Goal
Without the images, write out all of the following entries exactly.

-------

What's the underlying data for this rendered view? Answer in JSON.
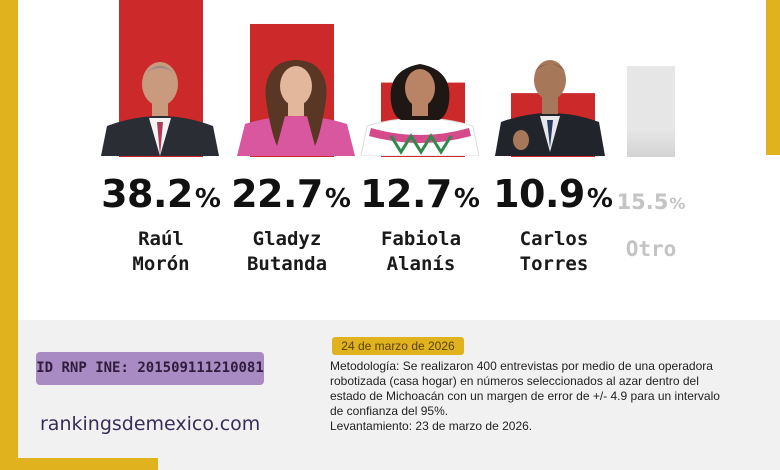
{
  "chart_data": {
    "type": "bar",
    "categories": [
      "Raúl Morón",
      "Gladyz Butanda",
      "Fabiola Alanís",
      "Carlos Torres",
      "Otro"
    ],
    "values": [
      38.2,
      22.7,
      12.7,
      10.9,
      15.5
    ],
    "value_labels": [
      "38.2",
      "22.7",
      "12.7",
      "10.9",
      "15.5"
    ],
    "value_suffix": "%",
    "name_lines": [
      [
        "Raúl",
        "Morón"
      ],
      [
        "Gladyz",
        "Butanda"
      ],
      [
        "Fabiola",
        "Alanís"
      ],
      [
        "Carlos",
        "Torres"
      ],
      [
        "Otro"
      ]
    ],
    "bar_colors": [
      "#cc2a2a",
      "#cc2a2a",
      "#cc2a2a",
      "#cc2a2a",
      "#c9c9cb"
    ],
    "title": "",
    "xlabel": "",
    "ylabel": ""
  },
  "footer": {
    "rnp": "ID RNP INE: 201509111210081",
    "site": "rankingsdemexico.com",
    "date": "24 de marzo de 2026",
    "method_lines": [
      "Metodología: Se realizaron 400 entrevistas por medio de una operadora",
      "robotizada (casa hogar) en números seleccionados al azar dentro del",
      "estado de Michoacán con un margen de error de +/- 4.9 para un intervalo",
      "de confianza del 95%.",
      "Levantamiento: 23 de marzo de 2026."
    ]
  },
  "colors": {
    "accent_yellow": "#e0b21e",
    "bar_red": "#cc2a2a",
    "bar_other": "#c9c9cb",
    "badge_purple": "#a98bc3",
    "footer_bg": "#f1f1f2"
  }
}
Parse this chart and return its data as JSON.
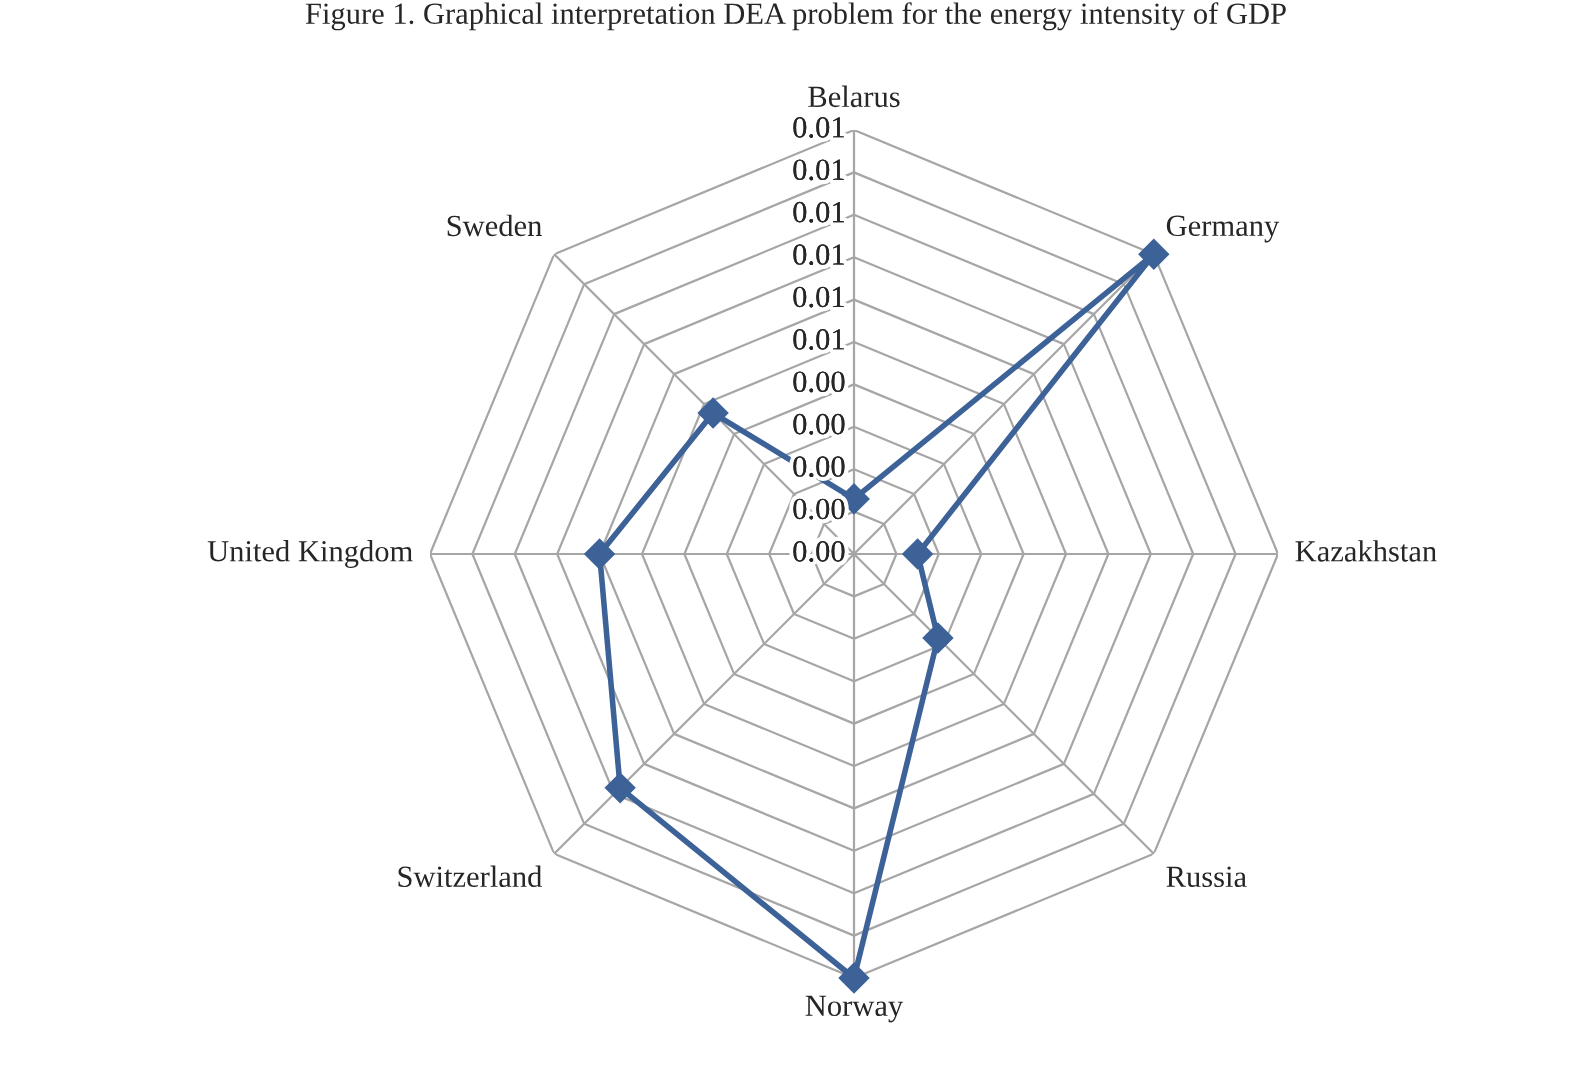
{
  "chart_data": {
    "type": "radar",
    "title": "Figure 1. Graphical interpretation DEA problem for the energy intensity of GDP",
    "categories": [
      "Belarus",
      "Germany",
      "Kazakhstan",
      "Russia",
      "Norway",
      "Switzerland",
      "United Kingdom",
      "Sweden"
    ],
    "series": [
      {
        "color": "#3c6298",
        "values": [
          0.0013,
          0.01,
          0.0015,
          0.0028,
          0.01,
          0.0078,
          0.006,
          0.0047
        ]
      }
    ],
    "ylim": [
      0,
      0.01
    ],
    "yticks": [
      {
        "value": 0,
        "label": "0.00"
      },
      {
        "value": 0.001,
        "label": "0.00"
      },
      {
        "value": 0.002,
        "label": "0.00"
      },
      {
        "value": 0.003,
        "label": "0.00"
      },
      {
        "value": 0.004,
        "label": "0.00"
      },
      {
        "value": 0.005,
        "label": "0.01"
      },
      {
        "value": 0.006,
        "label": "0.01"
      },
      {
        "value": 0.007,
        "label": "0.01"
      },
      {
        "value": 0.008,
        "label": "0.01"
      },
      {
        "value": 0.009,
        "label": "0.01"
      },
      {
        "value": 0.01,
        "label": "0.01"
      }
    ],
    "marker": "diamond",
    "grid": true
  }
}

-------

Exercise result
What's the underlying data for this rendered view? Answer in JSON.
{
  "chart_data": {
    "type": "bar",
    "categories": [
      "Raúl Morón",
      "Gladyz Butanda",
      "Fabiola Alanís",
      "Carlos Torres",
      "Otro"
    ],
    "values": [
      38.2,
      22.7,
      12.7,
      10.9,
      15.5
    ],
    "value_labels": [
      "38.2",
      "22.7",
      "12.7",
      "10.9",
      "15.5"
    ],
    "value_suffix": "%",
    "name_lines": [
      [
        "Raúl",
        "Morón"
      ],
      [
        "Gladyz",
        "Butanda"
      ],
      [
        "Fabiola",
        "Alanís"
      ],
      [
        "Carlos",
        "Torres"
      ],
      [
        "Otro"
      ]
    ],
    "bar_colors": [
      "#cc2a2a",
      "#cc2a2a",
      "#cc2a2a",
      "#cc2a2a",
      "#c9c9cb"
    ],
    "title": "",
    "xlabel": "",
    "ylabel": ""
  },
  "footer": {
    "rnp": "ID RNP INE: 201509111210081",
    "site": "rankingsdemexico.com",
    "date": "24 de marzo de 2026",
    "method_lines": [
      "Metodología: Se realizaron 400 entrevistas por medio de una operadora",
      "robotizada (casa hogar) en números seleccionados al azar dentro del",
      "estado de Michoacán con un margen de error de +/- 4.9 para un intervalo",
      "de confianza del 95%.",
      "Levantamiento: 23 de marzo de 2026."
    ]
  },
  "colors": {
    "accent_yellow": "#e0b21e",
    "bar_red": "#cc2a2a",
    "bar_other": "#c9c9cb",
    "badge_purple": "#a98bc3",
    "footer_bg": "#f1f1f2"
  }
}
Parse this chart and return its data as JSON.
{
  "chart_data": {
    "type": "radar",
    "title": "Figure 1. Graphical interpretation DEA problem for the energy intensity of GDP",
    "categories": [
      "Belarus",
      "Germany",
      "Kazakhstan",
      "Russia",
      "Norway",
      "Switzerland",
      "United Kingdom",
      "Sweden"
    ],
    "series": [
      {
        "color": "#3c6298",
        "values": [
          0.0013,
          0.01,
          0.0015,
          0.0028,
          0.01,
          0.0078,
          0.006,
          0.0047
        ]
      }
    ],
    "ylim": [
      0,
      0.01
    ],
    "yticks": [
      {
        "value": 0,
        "label": "0.00"
      },
      {
        "value": 0.001,
        "label": "0.00"
      },
      {
        "value": 0.002,
        "label": "0.00"
      },
      {
        "value": 0.003,
        "label": "0.00"
      },
      {
        "value": 0.004,
        "label": "0.00"
      },
      {
        "value": 0.005,
        "label": "0.01"
      },
      {
        "value": 0.006,
        "label": "0.01"
      },
      {
        "value": 0.007,
        "label": "0.01"
      },
      {
        "value": 0.008,
        "label": "0.01"
      },
      {
        "value": 0.009,
        "label": "0.01"
      },
      {
        "value": 0.01,
        "label": "0.01"
      }
    ],
    "marker": "diamond",
    "grid": true
  }
}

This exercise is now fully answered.